-------- Dataset --------
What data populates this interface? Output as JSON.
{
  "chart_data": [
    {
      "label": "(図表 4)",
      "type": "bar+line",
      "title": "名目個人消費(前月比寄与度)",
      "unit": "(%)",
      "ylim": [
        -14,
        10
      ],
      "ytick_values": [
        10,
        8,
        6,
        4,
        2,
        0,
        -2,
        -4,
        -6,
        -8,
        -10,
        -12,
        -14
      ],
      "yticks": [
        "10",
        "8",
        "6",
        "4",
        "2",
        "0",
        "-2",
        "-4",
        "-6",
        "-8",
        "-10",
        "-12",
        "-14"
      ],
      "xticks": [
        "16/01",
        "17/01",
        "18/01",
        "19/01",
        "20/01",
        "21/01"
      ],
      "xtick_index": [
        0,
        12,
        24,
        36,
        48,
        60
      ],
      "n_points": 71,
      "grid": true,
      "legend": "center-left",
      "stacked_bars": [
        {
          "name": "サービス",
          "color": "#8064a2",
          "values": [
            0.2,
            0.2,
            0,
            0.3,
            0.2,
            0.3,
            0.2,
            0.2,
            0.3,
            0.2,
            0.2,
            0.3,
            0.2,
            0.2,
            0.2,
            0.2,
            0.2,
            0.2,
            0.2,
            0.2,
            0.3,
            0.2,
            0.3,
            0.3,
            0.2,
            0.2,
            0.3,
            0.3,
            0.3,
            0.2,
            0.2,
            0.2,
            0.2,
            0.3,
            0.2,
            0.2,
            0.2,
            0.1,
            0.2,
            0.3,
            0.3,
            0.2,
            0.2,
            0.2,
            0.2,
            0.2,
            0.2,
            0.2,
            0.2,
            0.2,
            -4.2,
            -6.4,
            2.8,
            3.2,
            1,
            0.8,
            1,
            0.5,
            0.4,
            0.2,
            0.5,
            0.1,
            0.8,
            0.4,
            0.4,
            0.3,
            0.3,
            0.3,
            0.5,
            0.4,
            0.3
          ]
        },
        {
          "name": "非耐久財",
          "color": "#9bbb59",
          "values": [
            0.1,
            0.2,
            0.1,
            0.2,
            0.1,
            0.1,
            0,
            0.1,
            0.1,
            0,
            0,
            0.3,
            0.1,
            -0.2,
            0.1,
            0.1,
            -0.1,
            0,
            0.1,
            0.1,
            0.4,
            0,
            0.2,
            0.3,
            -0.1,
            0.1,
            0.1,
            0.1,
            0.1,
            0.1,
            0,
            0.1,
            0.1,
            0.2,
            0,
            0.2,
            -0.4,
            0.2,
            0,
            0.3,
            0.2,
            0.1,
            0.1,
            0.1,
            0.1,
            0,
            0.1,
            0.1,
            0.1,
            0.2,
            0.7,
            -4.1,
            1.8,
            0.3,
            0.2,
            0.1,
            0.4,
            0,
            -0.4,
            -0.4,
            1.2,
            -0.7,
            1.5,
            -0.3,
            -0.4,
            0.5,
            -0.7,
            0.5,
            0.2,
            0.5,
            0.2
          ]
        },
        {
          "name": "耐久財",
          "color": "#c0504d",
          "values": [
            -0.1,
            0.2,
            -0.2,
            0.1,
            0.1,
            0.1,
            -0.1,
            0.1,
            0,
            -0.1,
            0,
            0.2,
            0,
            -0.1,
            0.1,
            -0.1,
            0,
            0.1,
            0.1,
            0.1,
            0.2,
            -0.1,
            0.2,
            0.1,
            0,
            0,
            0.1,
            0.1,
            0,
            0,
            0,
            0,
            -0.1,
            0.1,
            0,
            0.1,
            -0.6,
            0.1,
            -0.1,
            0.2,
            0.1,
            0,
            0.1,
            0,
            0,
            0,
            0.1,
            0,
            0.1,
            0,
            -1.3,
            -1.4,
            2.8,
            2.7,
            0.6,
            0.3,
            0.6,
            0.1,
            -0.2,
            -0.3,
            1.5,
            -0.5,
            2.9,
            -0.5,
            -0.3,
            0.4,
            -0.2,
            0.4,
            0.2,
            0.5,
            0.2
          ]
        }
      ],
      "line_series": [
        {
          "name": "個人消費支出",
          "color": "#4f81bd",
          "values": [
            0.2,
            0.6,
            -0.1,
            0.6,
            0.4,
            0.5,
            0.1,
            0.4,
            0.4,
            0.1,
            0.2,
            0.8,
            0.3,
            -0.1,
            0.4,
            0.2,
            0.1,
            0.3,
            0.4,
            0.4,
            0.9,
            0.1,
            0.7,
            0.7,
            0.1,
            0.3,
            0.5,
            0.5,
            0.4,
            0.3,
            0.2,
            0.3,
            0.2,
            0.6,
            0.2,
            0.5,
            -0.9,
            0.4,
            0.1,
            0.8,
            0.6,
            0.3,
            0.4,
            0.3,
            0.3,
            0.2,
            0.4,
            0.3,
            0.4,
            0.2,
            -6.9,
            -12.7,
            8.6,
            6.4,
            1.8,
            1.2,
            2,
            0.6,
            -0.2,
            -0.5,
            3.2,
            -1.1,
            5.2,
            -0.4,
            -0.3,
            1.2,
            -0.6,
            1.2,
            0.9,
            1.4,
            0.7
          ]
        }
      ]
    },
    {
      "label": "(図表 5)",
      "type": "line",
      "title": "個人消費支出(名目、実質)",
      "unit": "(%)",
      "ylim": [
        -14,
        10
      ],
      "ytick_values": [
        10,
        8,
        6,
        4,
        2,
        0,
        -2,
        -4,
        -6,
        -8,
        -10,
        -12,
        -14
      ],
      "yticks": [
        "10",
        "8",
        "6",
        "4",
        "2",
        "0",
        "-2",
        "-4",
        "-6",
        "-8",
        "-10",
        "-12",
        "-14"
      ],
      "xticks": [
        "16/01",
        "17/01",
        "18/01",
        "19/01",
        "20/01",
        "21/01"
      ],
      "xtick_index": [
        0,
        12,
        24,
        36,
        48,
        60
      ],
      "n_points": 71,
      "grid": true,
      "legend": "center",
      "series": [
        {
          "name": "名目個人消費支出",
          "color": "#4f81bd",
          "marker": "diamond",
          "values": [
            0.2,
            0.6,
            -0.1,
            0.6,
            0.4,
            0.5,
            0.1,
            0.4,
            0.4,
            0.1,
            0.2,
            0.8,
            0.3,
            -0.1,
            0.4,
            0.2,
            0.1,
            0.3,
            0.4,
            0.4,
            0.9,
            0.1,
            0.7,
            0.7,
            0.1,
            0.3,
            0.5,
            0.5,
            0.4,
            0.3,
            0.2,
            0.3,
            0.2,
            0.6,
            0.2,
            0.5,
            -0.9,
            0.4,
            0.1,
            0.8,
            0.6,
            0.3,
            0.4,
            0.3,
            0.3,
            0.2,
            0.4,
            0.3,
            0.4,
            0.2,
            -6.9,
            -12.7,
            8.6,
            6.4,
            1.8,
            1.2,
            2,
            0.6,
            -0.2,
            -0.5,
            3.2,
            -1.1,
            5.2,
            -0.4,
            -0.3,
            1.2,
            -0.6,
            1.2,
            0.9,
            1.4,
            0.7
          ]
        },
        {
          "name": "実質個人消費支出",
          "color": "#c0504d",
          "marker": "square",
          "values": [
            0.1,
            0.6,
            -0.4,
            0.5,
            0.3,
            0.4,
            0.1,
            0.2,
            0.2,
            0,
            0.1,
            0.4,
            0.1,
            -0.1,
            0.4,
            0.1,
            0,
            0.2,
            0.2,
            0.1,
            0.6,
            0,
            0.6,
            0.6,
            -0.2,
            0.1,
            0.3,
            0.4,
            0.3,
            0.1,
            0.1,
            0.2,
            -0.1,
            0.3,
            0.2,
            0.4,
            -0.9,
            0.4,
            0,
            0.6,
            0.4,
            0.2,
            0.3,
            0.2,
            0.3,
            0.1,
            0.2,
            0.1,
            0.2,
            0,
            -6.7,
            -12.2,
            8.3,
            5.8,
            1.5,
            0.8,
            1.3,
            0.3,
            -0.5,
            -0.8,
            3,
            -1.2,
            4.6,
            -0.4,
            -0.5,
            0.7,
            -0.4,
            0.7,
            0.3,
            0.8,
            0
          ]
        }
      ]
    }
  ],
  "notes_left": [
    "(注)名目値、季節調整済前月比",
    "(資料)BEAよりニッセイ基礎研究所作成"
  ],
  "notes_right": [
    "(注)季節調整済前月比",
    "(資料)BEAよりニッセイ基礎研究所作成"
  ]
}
--------
Exactly how many lines in the data above contain the word "title"? Respond with the number and nothing more.

Exercise solution: 2